-- Problem details --
Count every line below in which "labels" occurs, then give only the count.

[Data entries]

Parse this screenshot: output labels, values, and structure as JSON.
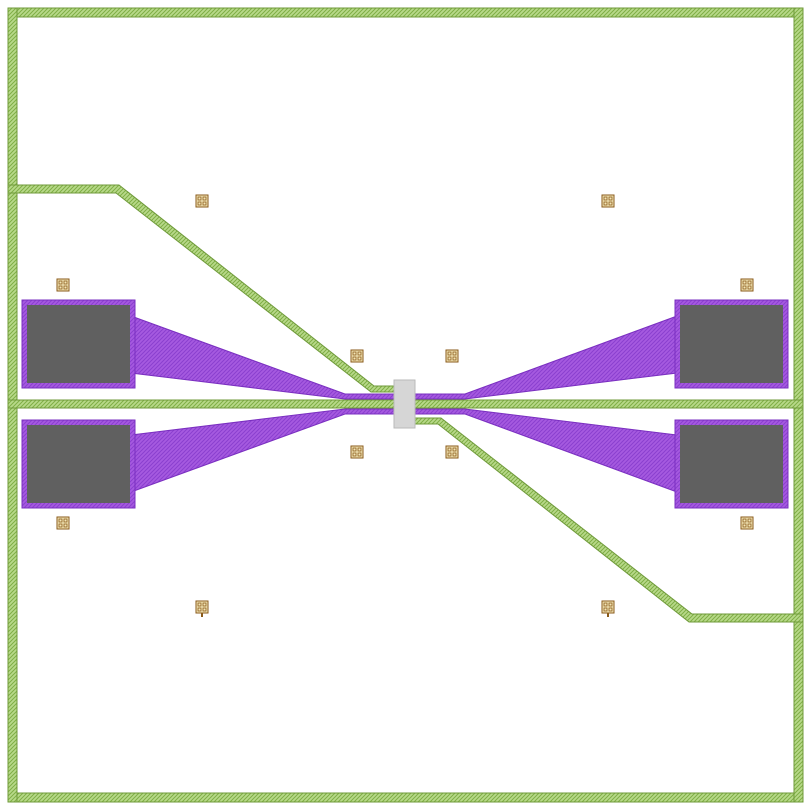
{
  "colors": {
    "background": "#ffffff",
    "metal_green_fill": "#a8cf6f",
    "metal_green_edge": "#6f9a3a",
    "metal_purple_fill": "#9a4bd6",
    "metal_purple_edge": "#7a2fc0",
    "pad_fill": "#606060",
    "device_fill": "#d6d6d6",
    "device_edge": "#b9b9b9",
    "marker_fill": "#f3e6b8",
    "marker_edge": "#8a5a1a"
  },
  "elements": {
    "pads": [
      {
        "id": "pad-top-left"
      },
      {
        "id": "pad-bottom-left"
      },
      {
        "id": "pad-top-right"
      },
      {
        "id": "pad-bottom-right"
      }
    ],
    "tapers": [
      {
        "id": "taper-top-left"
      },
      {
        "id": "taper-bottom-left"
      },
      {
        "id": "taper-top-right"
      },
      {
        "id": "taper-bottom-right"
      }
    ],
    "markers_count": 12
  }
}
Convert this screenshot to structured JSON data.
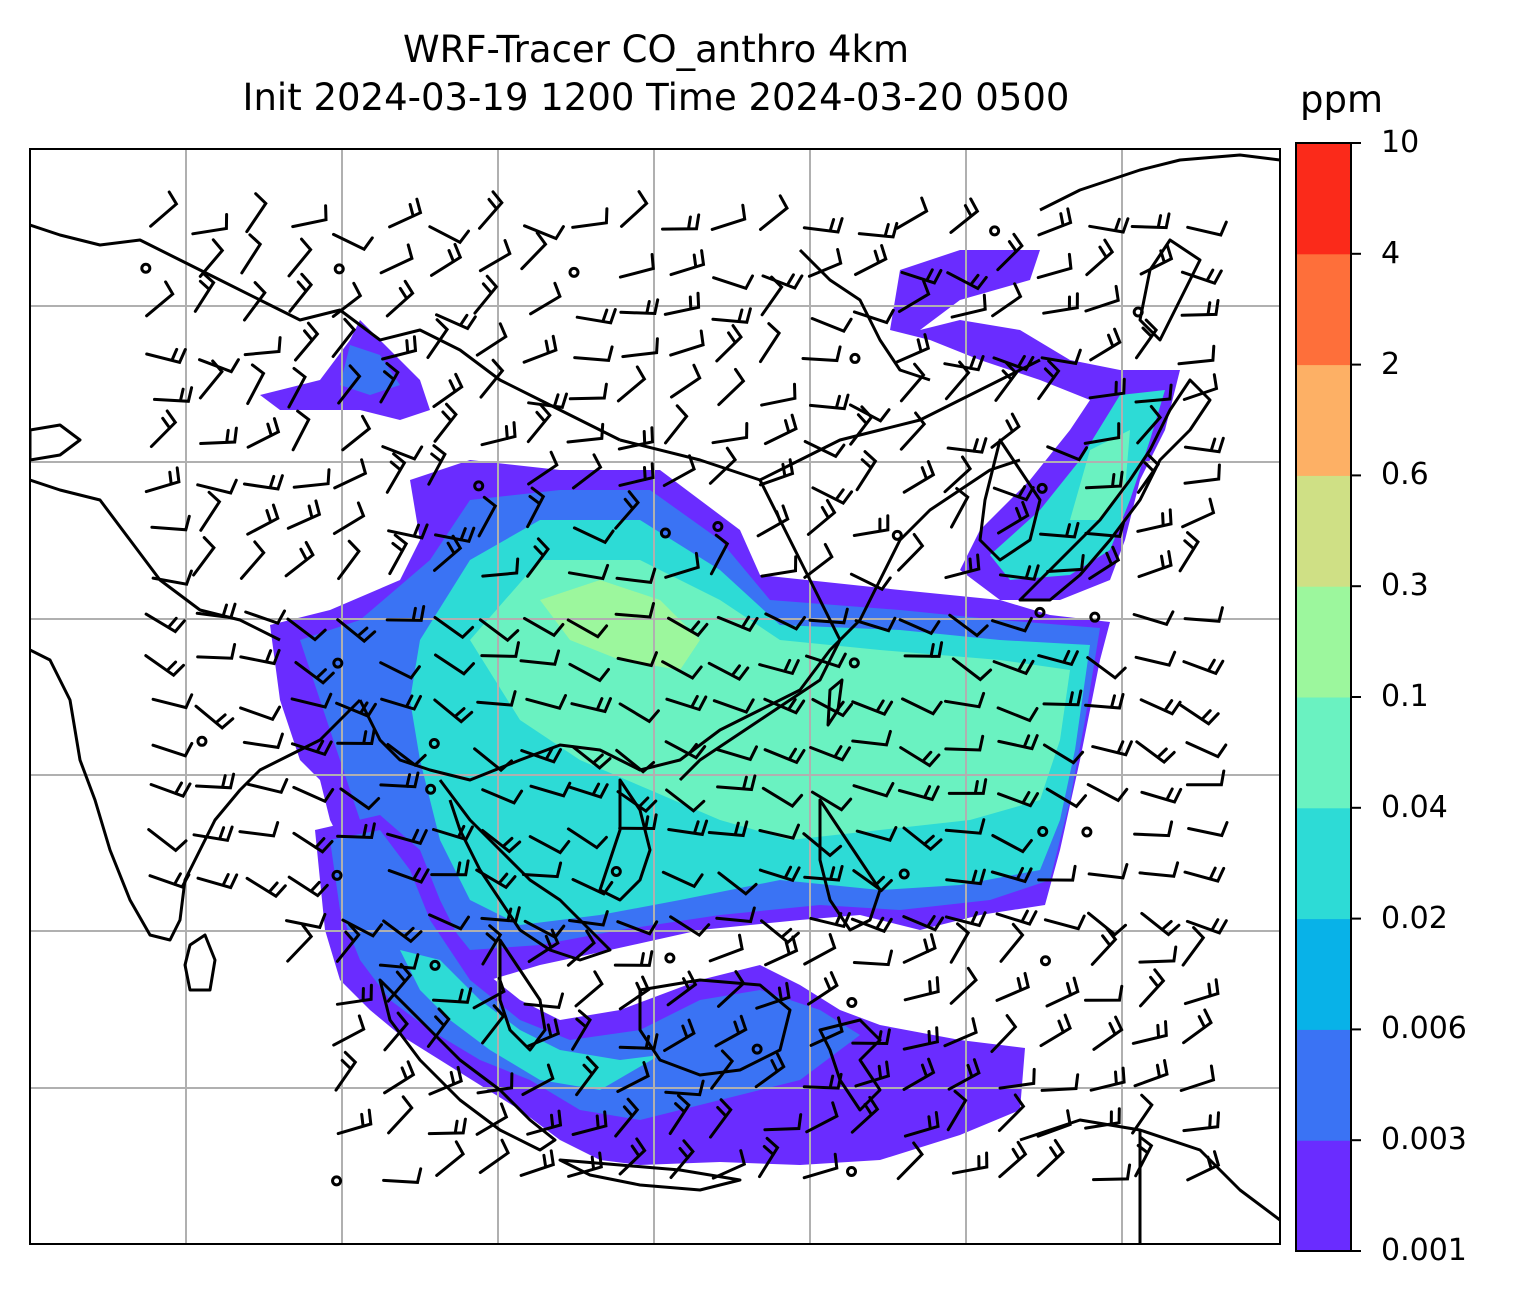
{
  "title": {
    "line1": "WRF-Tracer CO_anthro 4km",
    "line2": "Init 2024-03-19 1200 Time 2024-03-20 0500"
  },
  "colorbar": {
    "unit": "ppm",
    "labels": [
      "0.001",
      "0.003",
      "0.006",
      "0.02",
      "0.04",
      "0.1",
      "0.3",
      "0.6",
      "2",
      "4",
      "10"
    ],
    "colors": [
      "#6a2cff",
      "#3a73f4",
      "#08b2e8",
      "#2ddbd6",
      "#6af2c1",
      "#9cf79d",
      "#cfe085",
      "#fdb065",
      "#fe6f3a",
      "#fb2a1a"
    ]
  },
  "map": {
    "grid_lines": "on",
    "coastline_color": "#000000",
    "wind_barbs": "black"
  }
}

-- Solution --
2